▶ [Passage provided]:
+-------+

In general terms, this new method works like this:

- Determine if any variant stands out from the rest
- Check the best performing variant against the others
- If the best performing variant is one that “stands out”, call it the “winner”

This approach has overall error rate control built-in and often requires a smaller sample size to produce meaningful results.

What this means for Confidence.js (and Sendwithus customers) is that A/B tests with multiple variants can produce **statistically meaningful results in a shorter time frame**.

Additional Resources:

*Want to see the code?*Check out Confidence.js on github*Interested in the math?*See a very technical explanation below

### Why Switch? A Statistical Perspective.

*This next part was written by stats superstar Emily Malcolm and goes pretty deep into the statistical reasons we’re switching from Z-Tests to Chi-Squared and Marascuillo’s Procedure. You’ve been **warned =]*

The Z-Test method conducted a Difference of Proportions Test using a Z Statistic. This method is simple and effective for comparing the population proportions between two variants. However, one of the main concerns with this methodology is that when comparing more than two variants, the familywise error rate (the probability of at least one Type I Error in any of the comparisons) is not controlled, and we cannot be as confident in our results.

+-------+

▶ [Requirement 1]: Copy the passage on the A/B testing method from "In general terms, this" up to and including "produce meaningful results.", renaming "variant" to "version" throughout.
▶ [Requirement 2]: List every step of the new method given in the passage on the A/B testing method.
The material after this passage is separate from it.

▶ [Recorded data]:
+-------+

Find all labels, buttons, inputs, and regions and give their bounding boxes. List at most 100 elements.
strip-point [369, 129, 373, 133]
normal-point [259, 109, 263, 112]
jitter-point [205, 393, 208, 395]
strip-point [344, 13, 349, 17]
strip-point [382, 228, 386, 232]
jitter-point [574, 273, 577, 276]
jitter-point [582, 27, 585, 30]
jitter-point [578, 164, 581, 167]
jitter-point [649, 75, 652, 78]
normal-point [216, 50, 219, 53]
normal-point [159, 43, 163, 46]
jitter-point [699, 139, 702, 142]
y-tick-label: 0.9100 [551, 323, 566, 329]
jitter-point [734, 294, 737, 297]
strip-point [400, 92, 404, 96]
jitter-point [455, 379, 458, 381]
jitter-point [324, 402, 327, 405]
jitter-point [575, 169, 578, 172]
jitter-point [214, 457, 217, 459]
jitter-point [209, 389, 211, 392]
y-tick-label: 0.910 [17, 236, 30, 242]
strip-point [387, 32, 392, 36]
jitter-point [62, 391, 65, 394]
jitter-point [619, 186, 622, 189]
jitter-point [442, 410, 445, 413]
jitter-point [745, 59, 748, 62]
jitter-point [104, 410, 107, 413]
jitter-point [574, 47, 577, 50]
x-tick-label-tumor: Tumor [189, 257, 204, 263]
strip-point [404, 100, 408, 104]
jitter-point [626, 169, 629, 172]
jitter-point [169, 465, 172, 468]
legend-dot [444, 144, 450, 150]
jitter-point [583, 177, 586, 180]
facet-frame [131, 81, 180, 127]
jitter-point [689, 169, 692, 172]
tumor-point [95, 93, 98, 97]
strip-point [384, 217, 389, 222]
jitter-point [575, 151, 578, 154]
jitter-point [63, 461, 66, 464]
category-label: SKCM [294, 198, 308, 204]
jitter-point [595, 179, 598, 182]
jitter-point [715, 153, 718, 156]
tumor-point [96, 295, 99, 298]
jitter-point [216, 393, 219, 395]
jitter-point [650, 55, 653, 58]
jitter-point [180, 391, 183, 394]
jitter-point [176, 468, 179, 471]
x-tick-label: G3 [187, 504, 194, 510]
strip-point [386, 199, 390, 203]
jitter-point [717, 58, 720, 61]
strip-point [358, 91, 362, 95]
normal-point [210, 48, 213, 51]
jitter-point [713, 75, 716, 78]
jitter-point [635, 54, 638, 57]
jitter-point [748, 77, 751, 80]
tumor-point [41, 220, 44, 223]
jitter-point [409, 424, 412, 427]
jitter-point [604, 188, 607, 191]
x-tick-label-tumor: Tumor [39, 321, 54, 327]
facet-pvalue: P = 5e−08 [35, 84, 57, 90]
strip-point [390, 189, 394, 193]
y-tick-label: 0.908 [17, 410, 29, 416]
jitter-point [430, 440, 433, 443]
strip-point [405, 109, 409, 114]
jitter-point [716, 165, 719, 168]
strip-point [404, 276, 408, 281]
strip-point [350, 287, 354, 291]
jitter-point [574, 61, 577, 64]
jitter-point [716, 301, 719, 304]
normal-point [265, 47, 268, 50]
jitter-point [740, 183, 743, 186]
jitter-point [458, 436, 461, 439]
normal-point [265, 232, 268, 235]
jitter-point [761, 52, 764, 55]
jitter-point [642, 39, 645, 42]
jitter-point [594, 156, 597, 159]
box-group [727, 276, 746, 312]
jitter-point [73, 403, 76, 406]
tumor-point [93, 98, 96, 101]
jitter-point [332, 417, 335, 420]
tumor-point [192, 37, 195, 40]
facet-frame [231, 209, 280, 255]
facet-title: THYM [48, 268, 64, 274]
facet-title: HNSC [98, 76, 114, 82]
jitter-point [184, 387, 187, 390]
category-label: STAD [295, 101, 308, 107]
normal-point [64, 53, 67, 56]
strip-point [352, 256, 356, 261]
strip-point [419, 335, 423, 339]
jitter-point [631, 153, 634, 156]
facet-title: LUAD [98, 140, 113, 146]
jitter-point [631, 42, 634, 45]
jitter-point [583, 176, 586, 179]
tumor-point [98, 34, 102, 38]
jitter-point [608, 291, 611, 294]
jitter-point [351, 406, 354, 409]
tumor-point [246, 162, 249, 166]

+-------+

▶ [Your response 1]:
In general terms, this new method works like this:

- Determine if any version stands out from the rest
- Check the best performing version against the others
- If the best performing version is one that “stands out”, call it the “winner”

This approach has overall error rate control built-in and often requires a smaller sample size to produce meaningful results.

▶ [Your response 2]:
- Determine if any variant stands out from the rest
- Check the best performing variant against the others
- If the best performing variant is one that "stands out", call it the "winner"